TÂCHE
Rédigez la suite du texte sur l'installation des agriculteurs et les politiques agricoles, en commençant juste après sa dernière phrase.

Et quelle image la loi d’orientation en préparation donne-t-elle ?
 
  On va encore plus confier aux chambres d’agriculture le soin de s’occuper de l’accompagnement à l’installation des agriculteurs. C’est-à-dire qu’on va donner la responsabilité à ceux qui n’ont pas su convaincre leurs enfants de s’installer de convaincre les autres de bien vouloir venir. Ça ne peut pas marcher ! L’État n’est pas en mesure d’envisager de travailler de façon plus pluraliste sur cette question et on est en droit de se demander s’il a réellement la volonté d’agir sur le renouvellement des générations, au-delà de la communication. Il faut aussi prendre en compte les effets de la concentration foncière : il y a beaucoup d’agriculteurs qui cherchent à manger la ferme du voisin plutôt que de permettre à quelqu’un d’autre de s’installer. Tous ces éléments s’agrègent et conduisent à une diminution du nombre d’agriculteurs.

Les politiques publiques agricoles actuelles seraient-elles dans une forme de continuité avec ce que les sociologues Pierre Bitoun et Yves Dupont ont décrit dans Le Sacrifice des paysans comme un « ethnocide » tout au long du XXe siècle ?

ENTRÉES DE DONNÉES

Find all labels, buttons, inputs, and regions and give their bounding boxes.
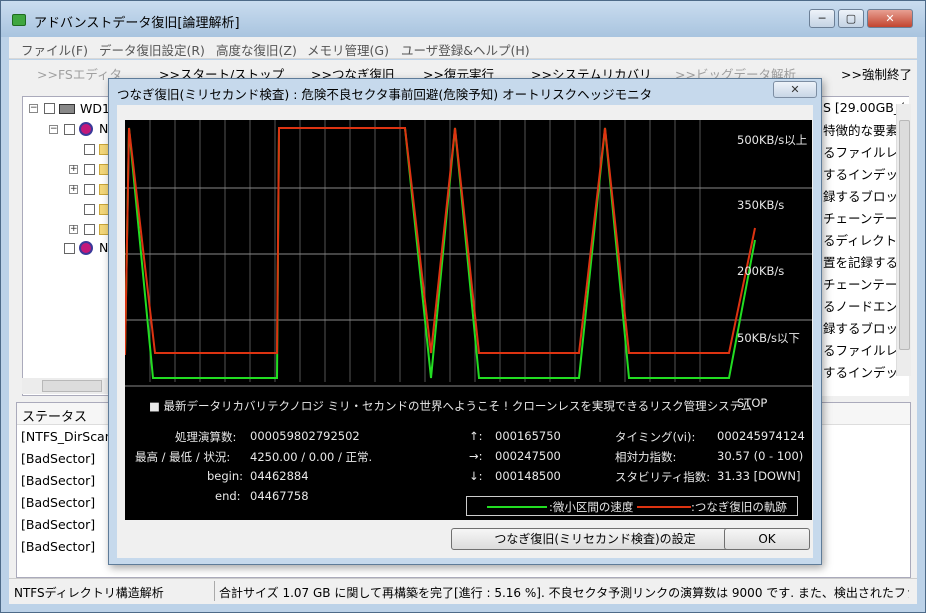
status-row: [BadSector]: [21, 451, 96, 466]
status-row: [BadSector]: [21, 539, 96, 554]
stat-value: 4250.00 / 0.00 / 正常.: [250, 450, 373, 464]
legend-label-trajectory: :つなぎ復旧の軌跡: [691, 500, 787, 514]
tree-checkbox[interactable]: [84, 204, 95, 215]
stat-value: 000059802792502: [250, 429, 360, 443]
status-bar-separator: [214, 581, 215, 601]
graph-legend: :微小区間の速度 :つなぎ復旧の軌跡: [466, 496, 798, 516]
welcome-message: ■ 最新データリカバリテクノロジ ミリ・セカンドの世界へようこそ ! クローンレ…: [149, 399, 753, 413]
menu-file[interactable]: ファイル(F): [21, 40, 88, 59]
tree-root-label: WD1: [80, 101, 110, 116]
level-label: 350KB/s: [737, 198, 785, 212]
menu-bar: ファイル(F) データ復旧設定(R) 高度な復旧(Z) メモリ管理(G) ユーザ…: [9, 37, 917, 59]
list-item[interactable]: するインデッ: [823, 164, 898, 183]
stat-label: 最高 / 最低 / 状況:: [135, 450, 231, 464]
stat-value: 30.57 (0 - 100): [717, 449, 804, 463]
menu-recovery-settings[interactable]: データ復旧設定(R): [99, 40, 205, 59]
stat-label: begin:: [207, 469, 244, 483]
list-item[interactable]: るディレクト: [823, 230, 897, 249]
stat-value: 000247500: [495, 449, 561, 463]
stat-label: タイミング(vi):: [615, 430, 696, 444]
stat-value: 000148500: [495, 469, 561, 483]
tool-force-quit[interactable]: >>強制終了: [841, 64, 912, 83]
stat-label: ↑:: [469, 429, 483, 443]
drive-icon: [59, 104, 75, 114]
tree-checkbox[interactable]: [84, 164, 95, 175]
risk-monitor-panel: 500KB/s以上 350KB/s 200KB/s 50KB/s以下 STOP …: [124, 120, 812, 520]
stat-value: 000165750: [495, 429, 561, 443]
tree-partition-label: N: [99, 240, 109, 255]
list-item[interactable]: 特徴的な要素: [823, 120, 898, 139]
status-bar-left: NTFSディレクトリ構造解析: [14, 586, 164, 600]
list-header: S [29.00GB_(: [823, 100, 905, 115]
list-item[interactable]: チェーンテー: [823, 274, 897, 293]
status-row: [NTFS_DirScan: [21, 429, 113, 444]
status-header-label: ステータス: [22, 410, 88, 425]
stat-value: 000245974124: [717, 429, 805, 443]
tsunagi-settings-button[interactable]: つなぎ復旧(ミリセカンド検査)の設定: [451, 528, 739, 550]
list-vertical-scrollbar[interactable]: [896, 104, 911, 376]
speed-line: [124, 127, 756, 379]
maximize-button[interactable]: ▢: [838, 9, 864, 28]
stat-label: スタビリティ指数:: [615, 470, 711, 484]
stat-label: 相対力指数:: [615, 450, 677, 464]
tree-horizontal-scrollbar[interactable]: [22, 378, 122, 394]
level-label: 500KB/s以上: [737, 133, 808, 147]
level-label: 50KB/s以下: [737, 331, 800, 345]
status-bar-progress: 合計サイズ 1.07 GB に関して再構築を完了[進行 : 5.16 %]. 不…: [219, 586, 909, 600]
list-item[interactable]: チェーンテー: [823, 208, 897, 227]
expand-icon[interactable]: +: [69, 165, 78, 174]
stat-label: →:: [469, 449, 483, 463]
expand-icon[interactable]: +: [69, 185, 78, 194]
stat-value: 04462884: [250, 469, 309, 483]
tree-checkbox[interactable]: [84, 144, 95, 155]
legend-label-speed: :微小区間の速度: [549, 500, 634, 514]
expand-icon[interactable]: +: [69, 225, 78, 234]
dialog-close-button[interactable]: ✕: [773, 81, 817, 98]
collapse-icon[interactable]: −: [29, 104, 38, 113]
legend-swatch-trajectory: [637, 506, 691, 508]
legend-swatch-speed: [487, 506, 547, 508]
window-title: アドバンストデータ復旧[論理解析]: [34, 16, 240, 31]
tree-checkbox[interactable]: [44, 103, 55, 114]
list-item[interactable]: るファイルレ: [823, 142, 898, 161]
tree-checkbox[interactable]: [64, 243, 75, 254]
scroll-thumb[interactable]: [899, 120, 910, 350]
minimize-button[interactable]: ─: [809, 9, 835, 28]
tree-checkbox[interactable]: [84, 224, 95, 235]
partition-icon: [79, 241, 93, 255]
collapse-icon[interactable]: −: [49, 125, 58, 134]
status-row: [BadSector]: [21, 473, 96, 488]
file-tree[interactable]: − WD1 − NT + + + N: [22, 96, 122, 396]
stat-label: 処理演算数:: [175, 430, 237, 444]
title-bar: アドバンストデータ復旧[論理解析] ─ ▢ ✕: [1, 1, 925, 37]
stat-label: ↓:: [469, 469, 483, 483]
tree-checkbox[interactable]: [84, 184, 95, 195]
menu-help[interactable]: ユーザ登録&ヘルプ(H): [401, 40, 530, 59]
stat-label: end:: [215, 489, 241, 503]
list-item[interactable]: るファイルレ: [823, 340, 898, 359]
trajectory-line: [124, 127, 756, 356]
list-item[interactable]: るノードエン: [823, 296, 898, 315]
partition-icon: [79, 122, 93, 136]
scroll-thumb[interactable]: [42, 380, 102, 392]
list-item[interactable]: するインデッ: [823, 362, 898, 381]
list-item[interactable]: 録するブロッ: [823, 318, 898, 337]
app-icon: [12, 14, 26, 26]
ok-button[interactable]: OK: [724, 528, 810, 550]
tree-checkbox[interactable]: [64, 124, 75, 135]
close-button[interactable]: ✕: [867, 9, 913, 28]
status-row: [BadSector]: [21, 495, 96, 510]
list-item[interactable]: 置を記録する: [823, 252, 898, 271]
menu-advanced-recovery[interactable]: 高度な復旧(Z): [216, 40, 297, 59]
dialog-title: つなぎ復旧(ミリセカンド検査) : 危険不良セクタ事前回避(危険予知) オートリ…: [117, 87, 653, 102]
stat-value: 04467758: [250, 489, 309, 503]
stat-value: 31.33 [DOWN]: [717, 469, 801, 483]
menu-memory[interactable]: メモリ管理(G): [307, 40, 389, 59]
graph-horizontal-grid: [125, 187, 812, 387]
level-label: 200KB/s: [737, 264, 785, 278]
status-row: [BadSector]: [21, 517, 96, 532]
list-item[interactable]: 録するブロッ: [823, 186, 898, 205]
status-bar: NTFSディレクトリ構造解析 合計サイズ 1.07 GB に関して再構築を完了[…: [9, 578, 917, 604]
...
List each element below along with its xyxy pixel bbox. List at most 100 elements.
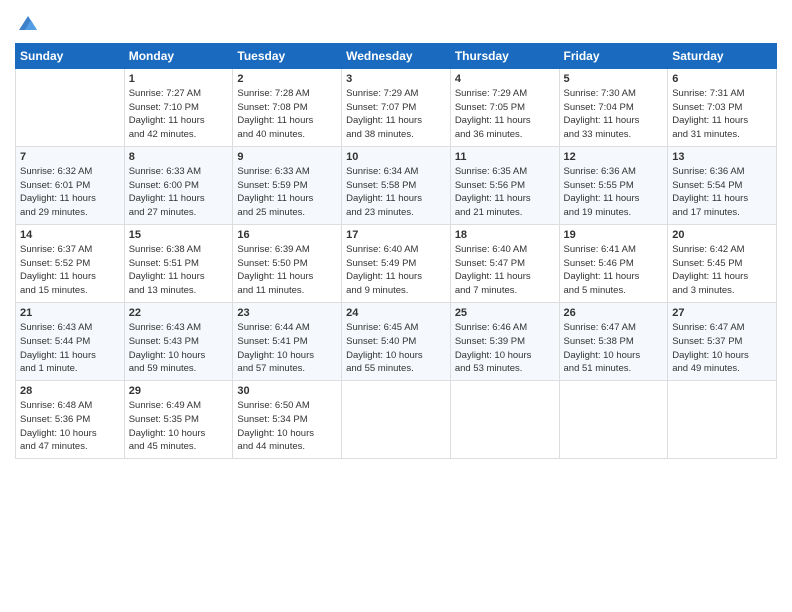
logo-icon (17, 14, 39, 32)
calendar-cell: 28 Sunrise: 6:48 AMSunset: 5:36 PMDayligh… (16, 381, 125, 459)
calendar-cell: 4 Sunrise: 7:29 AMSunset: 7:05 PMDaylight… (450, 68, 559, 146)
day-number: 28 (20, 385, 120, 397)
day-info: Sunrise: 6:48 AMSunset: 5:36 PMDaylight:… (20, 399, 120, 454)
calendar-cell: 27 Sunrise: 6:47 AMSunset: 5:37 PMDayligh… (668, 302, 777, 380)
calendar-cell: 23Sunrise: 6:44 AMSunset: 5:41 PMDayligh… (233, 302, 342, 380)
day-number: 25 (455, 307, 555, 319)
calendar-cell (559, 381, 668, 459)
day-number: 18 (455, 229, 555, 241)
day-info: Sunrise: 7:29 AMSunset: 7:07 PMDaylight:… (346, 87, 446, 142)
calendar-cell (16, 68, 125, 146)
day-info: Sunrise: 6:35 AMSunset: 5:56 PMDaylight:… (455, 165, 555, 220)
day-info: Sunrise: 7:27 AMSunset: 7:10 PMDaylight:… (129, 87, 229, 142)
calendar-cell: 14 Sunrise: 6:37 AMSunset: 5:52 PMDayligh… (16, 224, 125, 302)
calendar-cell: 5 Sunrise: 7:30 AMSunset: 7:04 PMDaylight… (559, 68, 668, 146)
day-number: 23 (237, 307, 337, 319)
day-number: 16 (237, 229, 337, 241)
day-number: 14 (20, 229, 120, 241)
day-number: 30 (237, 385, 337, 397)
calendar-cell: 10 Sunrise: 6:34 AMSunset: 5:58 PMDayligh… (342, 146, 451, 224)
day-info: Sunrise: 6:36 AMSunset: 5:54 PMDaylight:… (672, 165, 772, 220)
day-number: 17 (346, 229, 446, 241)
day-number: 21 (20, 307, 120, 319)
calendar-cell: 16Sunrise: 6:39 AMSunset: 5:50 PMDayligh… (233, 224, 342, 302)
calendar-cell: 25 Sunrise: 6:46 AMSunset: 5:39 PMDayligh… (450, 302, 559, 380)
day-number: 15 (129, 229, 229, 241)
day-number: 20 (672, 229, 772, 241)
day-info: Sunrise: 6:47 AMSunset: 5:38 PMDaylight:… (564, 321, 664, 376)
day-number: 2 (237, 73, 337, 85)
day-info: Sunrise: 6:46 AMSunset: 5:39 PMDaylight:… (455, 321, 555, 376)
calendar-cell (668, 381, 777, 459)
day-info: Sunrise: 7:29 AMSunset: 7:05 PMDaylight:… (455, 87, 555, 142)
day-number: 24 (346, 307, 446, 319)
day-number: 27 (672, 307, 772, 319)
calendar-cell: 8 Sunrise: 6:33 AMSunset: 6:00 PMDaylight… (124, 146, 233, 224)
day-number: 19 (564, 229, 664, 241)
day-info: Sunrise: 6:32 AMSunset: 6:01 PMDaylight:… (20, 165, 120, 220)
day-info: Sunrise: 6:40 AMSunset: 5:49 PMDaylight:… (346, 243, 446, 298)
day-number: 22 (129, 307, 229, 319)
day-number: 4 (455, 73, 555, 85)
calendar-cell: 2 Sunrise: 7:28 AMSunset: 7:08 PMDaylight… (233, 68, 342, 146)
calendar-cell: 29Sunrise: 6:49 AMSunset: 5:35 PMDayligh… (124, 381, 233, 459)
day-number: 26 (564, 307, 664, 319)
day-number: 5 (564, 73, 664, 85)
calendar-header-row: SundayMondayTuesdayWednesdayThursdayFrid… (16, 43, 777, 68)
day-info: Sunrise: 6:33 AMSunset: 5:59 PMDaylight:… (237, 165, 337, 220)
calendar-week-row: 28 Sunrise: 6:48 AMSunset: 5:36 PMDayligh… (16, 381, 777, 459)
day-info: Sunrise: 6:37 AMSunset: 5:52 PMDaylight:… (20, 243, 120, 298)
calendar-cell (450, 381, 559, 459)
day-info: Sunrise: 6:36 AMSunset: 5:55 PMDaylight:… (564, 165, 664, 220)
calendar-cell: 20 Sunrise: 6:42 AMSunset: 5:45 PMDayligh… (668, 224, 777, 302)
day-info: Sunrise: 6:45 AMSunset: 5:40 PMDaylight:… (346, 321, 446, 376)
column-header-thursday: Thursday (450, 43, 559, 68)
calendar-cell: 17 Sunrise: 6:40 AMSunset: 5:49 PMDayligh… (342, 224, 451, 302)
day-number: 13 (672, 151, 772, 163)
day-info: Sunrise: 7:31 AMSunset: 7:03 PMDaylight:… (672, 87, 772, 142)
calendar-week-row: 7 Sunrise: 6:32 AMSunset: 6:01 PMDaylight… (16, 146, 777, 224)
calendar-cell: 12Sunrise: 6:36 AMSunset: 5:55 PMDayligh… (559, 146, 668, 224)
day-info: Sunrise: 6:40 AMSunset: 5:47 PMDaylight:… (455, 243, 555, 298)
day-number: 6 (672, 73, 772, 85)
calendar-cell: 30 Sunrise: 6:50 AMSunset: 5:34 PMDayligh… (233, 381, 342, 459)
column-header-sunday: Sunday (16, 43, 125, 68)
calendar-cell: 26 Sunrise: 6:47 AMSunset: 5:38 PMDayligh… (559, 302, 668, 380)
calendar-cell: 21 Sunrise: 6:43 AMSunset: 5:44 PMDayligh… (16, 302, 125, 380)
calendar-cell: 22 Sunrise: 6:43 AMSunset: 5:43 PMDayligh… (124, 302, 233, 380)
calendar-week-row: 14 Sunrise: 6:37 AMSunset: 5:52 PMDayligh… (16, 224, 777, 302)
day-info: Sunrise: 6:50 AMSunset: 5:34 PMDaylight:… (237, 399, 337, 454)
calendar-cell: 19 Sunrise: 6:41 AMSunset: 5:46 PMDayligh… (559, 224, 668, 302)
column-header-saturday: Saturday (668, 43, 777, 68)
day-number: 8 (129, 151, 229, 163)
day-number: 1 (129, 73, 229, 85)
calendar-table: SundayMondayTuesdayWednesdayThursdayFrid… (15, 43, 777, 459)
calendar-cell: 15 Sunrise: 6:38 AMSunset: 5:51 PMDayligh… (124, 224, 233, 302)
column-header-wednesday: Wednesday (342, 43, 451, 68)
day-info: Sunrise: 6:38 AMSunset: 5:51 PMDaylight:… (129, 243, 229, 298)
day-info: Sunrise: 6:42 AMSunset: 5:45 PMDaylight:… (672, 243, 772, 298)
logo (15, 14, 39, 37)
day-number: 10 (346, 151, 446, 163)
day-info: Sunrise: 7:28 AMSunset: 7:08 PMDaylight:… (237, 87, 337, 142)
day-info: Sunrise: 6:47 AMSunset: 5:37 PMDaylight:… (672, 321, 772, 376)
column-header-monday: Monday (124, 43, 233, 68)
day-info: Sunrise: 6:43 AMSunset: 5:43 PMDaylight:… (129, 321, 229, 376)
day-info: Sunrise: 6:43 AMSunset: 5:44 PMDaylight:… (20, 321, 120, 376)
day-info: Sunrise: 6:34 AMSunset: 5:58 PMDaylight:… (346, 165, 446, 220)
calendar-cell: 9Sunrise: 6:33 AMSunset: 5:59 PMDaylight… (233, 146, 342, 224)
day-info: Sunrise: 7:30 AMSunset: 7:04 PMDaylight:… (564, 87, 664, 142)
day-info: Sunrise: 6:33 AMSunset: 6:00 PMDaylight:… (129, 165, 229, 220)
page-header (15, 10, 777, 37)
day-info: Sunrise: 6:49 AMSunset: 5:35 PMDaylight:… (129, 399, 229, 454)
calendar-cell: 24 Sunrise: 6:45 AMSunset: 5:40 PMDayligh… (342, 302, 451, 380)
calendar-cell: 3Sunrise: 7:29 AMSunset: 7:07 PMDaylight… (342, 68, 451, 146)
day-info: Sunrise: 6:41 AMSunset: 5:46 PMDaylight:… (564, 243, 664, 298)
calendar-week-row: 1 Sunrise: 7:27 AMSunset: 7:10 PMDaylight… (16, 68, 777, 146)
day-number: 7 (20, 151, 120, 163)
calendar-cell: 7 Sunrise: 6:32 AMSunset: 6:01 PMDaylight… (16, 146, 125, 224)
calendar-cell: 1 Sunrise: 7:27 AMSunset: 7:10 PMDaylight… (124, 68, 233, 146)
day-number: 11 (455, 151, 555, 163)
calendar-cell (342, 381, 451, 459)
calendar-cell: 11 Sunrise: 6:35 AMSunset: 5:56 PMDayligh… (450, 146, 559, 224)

RÉPONSE À L'EXERCICE
  Ça n’est pas une question facile. On s’attaque à un monument de la sociologie rurale française. Sans critiquer le fond du travail de Bitoun et Dupont, ce qui est loin de mes compétences, je trouve que la formulation d’ethnocide dans le débat actuel renforce le narratif de l’unité d’une paysannerie millénaire. Or l’agriculture n’a cessé d’évoluer. C’est pourquoi je ne l’utilise pas. Néanmoins il est évident qu’il y a eu quelque chose d’extrêmement violent. Dès la fin du XIXe siècle, il y a eu besoin de libérer des bras pour l’industrie, puis pour le tertiaire afin, comme je l’ai dit, de faire entrer l’agriculture au sein du capitalisme, d’en augmenter la productivité avec plus de mécanisation et plus de chimie. Tout ça piloté depuis le sommet de l’État qui gère de simples variables. Les effets collatéraux sont horribles. Pour revenir au présent, j’ai le souvenir de discussions avec des membres de cabinets ministériels qui se demandaient si, finalement, c’était si grave de faire la transition agroécologique avec peu de fermes et de paysans. Ce sont des gens qui travaillent sur des tableaux Excel. Il y a chez eux une négation totale des vies humaines, des cultures et des villages, qui passent par pertes et profits.

Lucile Leclair nous parlait, dans ce sens, d’une tendance allant vers une agriculture européenne sans agriculteurs. La Confédération paysanne, parmi d’autres, réclame au contraire des mesures pour encourager de nombreuses installations pour atteindre un million d’agriculteurs d’ici dix ans.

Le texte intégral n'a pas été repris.